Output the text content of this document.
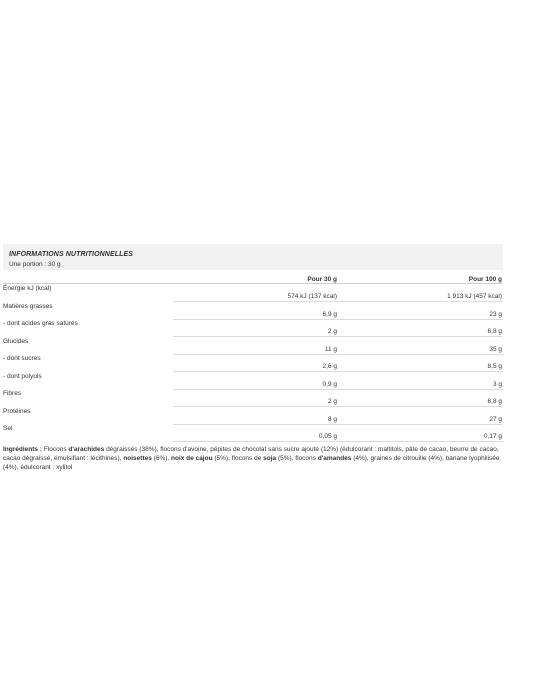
INFORMATIONS NUTRITIONNELLES
Une portion : 30 g
	Pour 30 g	Pour 100 g
Énergie kJ (kcal)	574 kJ (137 kcal)	1 913 kJ (457 kcal)
Matières grasses	6,9 g	23 g
- dont acides gras saturés	2 g	6,8 g
Glucides	11 g	35 g
- dont sucres	2,6 g	8,5 g
- dont polyols	0,9 g	3 g
Fibres	2 g	6,8 g
Protéines	8 g	27 g
Sel	0,05 g	0,17 g
Ingrédients : Flocons d'arachides dégraissés (38%), flocons d'avoine, pépites de chocolat sans sucre ajouté (12%) (édulcorant : maltitols, pâte de cacao, beurre de cacao, cacao dégraissé, émulsifiant : lécithines), noisettes (6%), noix de cajou (5%), flocons de soja (5%), flocons d'amandes (4%), graines de citrouille (4%), banane lyophilisée (4%), édulcorant : xylitol
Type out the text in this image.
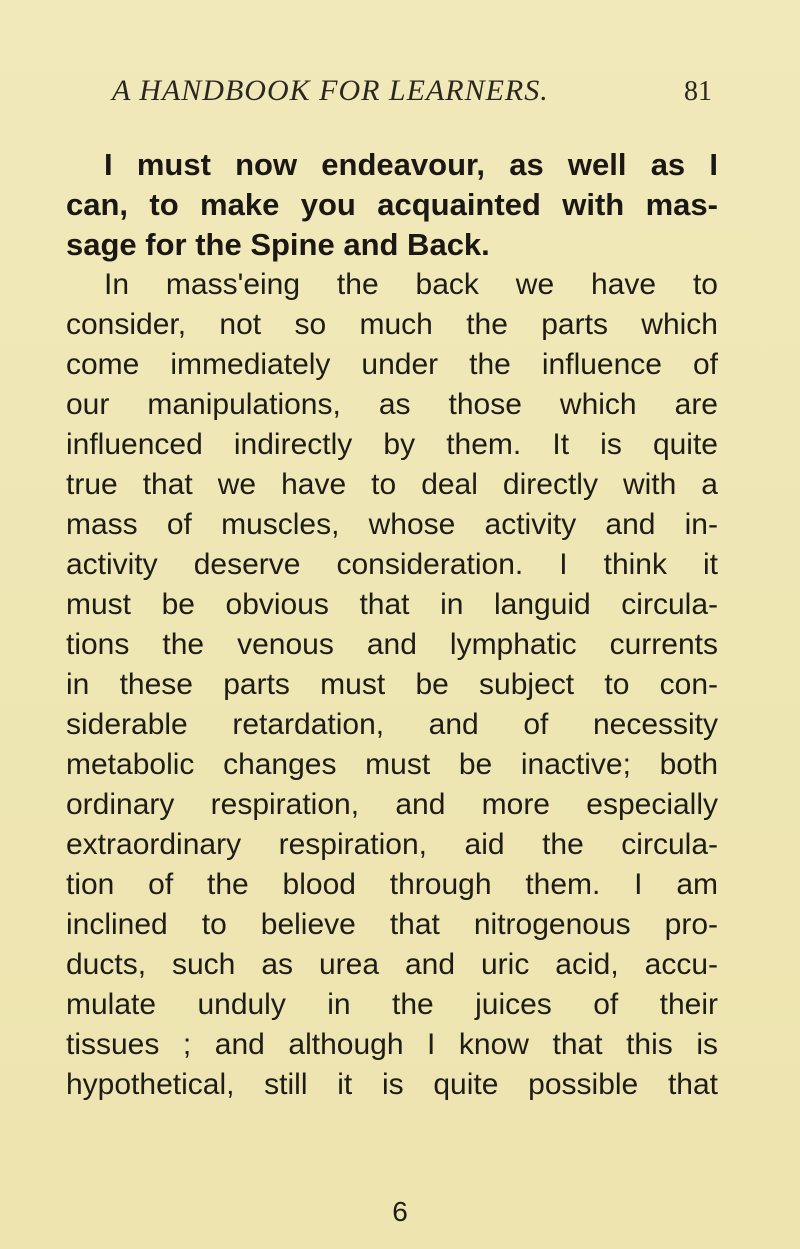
A HANDBOOK FOR LEARNERS.	81
I must now endeavour, as well as I
can, to make you acquainted with mas-
sage for the Spine and Back.
In mass'eing the back we have to
consider, not so much the parts which
come immediately under the influence of
our manipulations, as those which are
influenced indirectly by them. It is quite
true that we have to deal directly with a
mass of muscles, whose activity and in-
activity deserve consideration. I think it
must be obvious that in languid circula-
tions the venous and lymphatic currents
in these parts must be subject to con-
siderable retardation, and of necessity
metabolic changes must be inactive; both
ordinary respiration, and more especially
extraordinary respiration, aid the circula-
tion of the blood through them. I am
inclined to believe that nitrogenous pro-
ducts, such as urea and uric acid, accu-
mulate unduly in the juices of their
tissues ; and although I know that this is
hypothetical, still it is quite possible that
6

_What you have to do_
Retype the listing exactly. Pictures do not belong in the copy.

_Result of the task_
Output the text content of this document.
INFORMATIONS NUTRITIONNELLES
Une portion : 30 g
	Pour 30 g	Pour 100 g
Énergie kJ (kcal)	574 kJ (137 kcal)	1 913 kJ (457 kcal)
Matières grasses	6,9 g	23 g
- dont acides gras saturés	2 g	6,8 g
Glucides	11 g	35 g
- dont sucres	2,6 g	8,5 g
- dont polyols	0,9 g	3 g
Fibres	2 g	6,8 g
Protéines	8 g	27 g
Sel	0,05 g	0,17 g
Ingrédients : Flocons d'arachides dégraissés (38%), flocons d'avoine, pépites de chocolat sans sucre ajouté (12%) (édulcorant : maltitols, pâte de cacao, beurre de cacao, cacao dégraissé, émulsifiant : lécithines), noisettes (6%), noix de cajou (5%), flocons de soja (5%), flocons d'amandes (4%), graines de citrouille (4%), banane lyophilisée (4%), édulcorant : xylitol
Type out the text in this image.
A HANDBOOK FOR LEARNERS.	81
I must now endeavour, as well as I
can, to make you acquainted with mas-
sage for the Spine and Back.
In mass'eing the back we have to
consider, not so much the parts which
come immediately under the influence of
our manipulations, as those which are
influenced indirectly by them. It is quite
true that we have to deal directly with a
mass of muscles, whose activity and in-
activity deserve consideration. I think it
must be obvious that in languid circula-
tions the venous and lymphatic currents
in these parts must be subject to con-
siderable retardation, and of necessity
metabolic changes must be inactive; both
ordinary respiration, and more especially
extraordinary respiration, aid the circula-
tion of the blood through them. I am
inclined to believe that nitrogenous pro-
ducts, such as urea and uric acid, accu-
mulate unduly in the juices of their
tissues ; and although I know that this is
hypothetical, still it is quite possible that
6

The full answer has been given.